» Supplied data:

◇ ◇ ◇ ◇

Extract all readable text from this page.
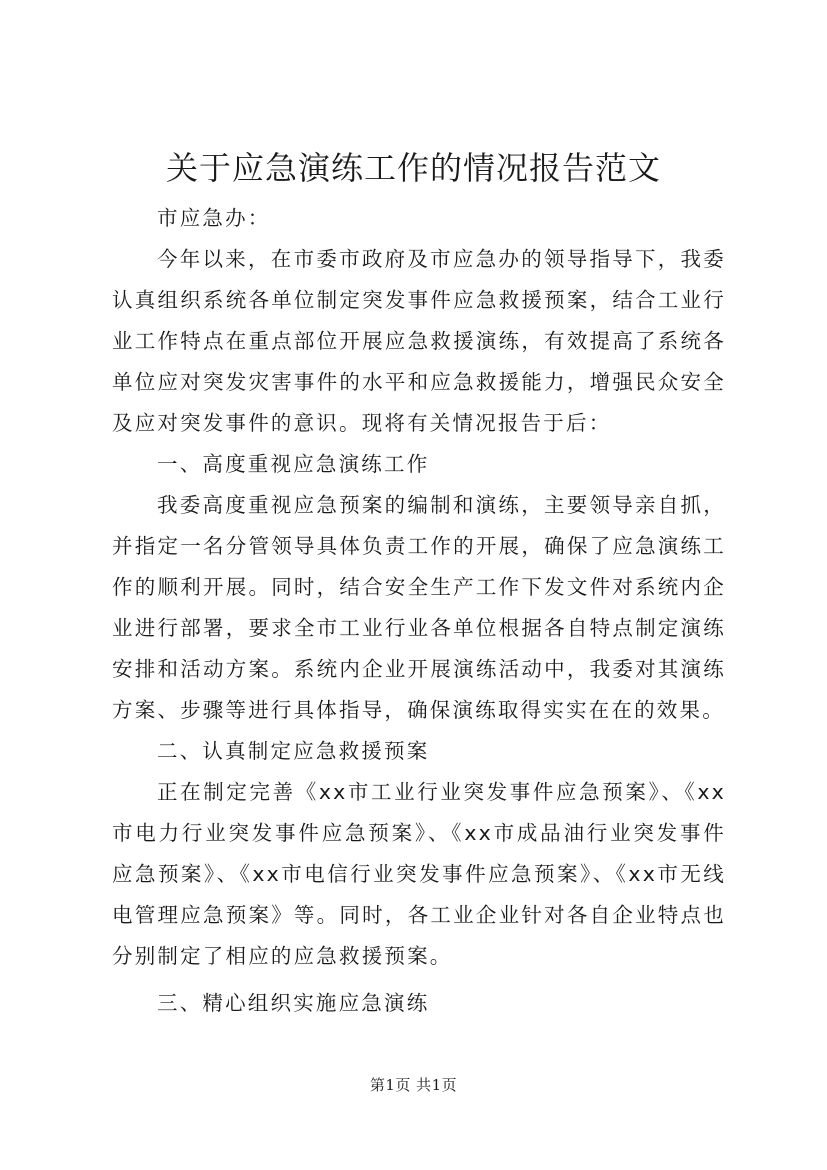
关于应急演练工作的情况报告范文

市应急办：

今年以来，在市委市政府及市应急办的领导指导下，我委认真组织系统各单位制定突发事件应急救援预案，结合工业行业工作特点在重点部位开展应急救援演练，有效提高了系统各单位应对突发灾害事件的水平和应急救援能力，增强民众安全及应对突发事件的意识。现将有关情况报告于后：

一、高度重视应急演练工作

我委高度重视应急预案的编制和演练，主要领导亲自抓，并指定一名分管领导具体负责工作的开展，确保了应急演练工作的顺利开展。同时，结合安全生产工作下发文件对系统内企业进行部署，要求全市工业行业各单位根据各自特点制定演练安排和活动方案。系统内企业开展演练活动中，我委对其演练方案、步骤等进行具体指导，确保演练取得实实在在的效果。

二、认真制定应急救援预案

正在制定完善《xx市工业行业突发事件应急预案》、《xx市电力行业突发事件应急预案》、《xx市成品油行业突发事件应急预案》、《xx市电信行业突发事件应急预案》、《xx市无线电管理应急预案》等。同时，各工业企业针对各自企业特点也分别制定了相应的应急救援预案。

三、精心组织实施应急演练

第1页 共1页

◇ ◇ ◇ ◇

Leave out all images, then reproduce the entries above exactly.

» Expected answer:
Extract all readable text from this page.
关于应急演练工作的情况报告范文

市应急办：

今年以来，在市委市政府及市应急办的领导指导下，我委认真组织系统各单位制定突发事件应急救援预案，结合工业行业工作特点在重点部位开展应急救援演练，有效提高了系统各单位应对突发灾害事件的水平和应急救援能力，增强民众安全及应对突发事件的意识。现将有关情况报告于后：

一、高度重视应急演练工作

我委高度重视应急预案的编制和演练，主要领导亲自抓，并指定一名分管领导具体负责工作的开展，确保了应急演练工作的顺利开展。同时，结合安全生产工作下发文件对系统内企业进行部署，要求全市工业行业各单位根据各自特点制定演练安排和活动方案。系统内企业开展演练活动中，我委对其演练方案、步骤等进行具体指导，确保演练取得实实在在的效果。

二、认真制定应急救援预案

正在制定完善《xx市工业行业突发事件应急预案》、《xx市电力行业突发事件应急预案》、《xx市成品油行业突发事件应急预案》、《xx市电信行业突发事件应急预案》、《xx市无线电管理应急预案》等。同时，各工业企业针对各自企业特点也分别制定了相应的应急救援预案。

三、精心组织实施应急演练

第1页 共1页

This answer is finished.